Exercise aim:
From the listing, collect all lines containing the word "родителей".

** start Provided records **

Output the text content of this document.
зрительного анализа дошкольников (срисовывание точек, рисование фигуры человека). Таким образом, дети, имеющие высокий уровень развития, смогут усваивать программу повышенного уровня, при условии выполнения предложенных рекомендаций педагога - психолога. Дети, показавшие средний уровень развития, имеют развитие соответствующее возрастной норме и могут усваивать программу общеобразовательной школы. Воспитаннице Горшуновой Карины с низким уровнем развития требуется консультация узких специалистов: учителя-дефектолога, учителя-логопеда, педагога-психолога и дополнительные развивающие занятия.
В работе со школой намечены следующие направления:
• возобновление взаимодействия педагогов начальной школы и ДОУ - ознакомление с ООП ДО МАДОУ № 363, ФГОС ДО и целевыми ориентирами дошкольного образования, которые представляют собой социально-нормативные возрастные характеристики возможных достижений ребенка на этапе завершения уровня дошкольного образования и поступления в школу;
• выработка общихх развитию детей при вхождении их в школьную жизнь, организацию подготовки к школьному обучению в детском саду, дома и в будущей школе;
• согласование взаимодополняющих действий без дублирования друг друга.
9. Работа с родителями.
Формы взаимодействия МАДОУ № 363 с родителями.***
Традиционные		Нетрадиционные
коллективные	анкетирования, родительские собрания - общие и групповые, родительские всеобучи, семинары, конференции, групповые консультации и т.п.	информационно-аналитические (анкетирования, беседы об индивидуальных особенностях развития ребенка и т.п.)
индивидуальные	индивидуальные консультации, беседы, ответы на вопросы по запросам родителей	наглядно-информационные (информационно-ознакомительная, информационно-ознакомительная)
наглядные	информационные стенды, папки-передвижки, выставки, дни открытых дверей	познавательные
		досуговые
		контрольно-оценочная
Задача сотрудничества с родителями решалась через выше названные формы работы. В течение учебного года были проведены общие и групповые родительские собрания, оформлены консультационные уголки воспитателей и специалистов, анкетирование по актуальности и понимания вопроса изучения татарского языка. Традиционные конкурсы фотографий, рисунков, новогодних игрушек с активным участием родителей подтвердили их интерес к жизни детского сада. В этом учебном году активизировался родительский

** end Provided records **
** start Provided records **

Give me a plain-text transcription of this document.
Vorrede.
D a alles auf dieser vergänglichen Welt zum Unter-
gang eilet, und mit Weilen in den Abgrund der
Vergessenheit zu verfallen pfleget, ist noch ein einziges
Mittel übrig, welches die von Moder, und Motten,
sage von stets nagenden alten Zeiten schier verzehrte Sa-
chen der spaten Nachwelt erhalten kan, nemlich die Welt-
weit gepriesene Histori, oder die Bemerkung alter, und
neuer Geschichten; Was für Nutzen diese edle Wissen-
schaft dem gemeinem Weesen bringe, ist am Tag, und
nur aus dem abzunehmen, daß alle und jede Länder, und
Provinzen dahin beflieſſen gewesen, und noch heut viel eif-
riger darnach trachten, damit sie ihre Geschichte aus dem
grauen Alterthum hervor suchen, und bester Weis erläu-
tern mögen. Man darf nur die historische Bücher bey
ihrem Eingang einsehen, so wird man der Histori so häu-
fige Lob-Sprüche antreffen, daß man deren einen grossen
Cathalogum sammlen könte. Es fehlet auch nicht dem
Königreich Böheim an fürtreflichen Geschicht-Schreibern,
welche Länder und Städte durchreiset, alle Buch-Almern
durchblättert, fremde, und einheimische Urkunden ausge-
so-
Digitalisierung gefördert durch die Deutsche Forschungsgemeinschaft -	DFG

** end Provided records **

Task response:
индивидуальные	индивидуальные консультации, беседы, ответы на вопросы по запросам родителей	наглядно-информационные (информационно-ознакомительная, информационно-ознакомительная)
Задача сотрудничества с родителями решалась через выше названные формы работы. В течение учебного года были проведены общие и групповые родительские собрания, оформлены консультационные уголки воспитателей и специалистов, анкетирование по актуальности и понимания вопроса изучения татарского языка. Традиционные конкурсы фотографий, рисунков, новогодних игрушек с активным участием родителей подтвердили их интерес к жизни детского сада. В этом учебном году активизировался родительский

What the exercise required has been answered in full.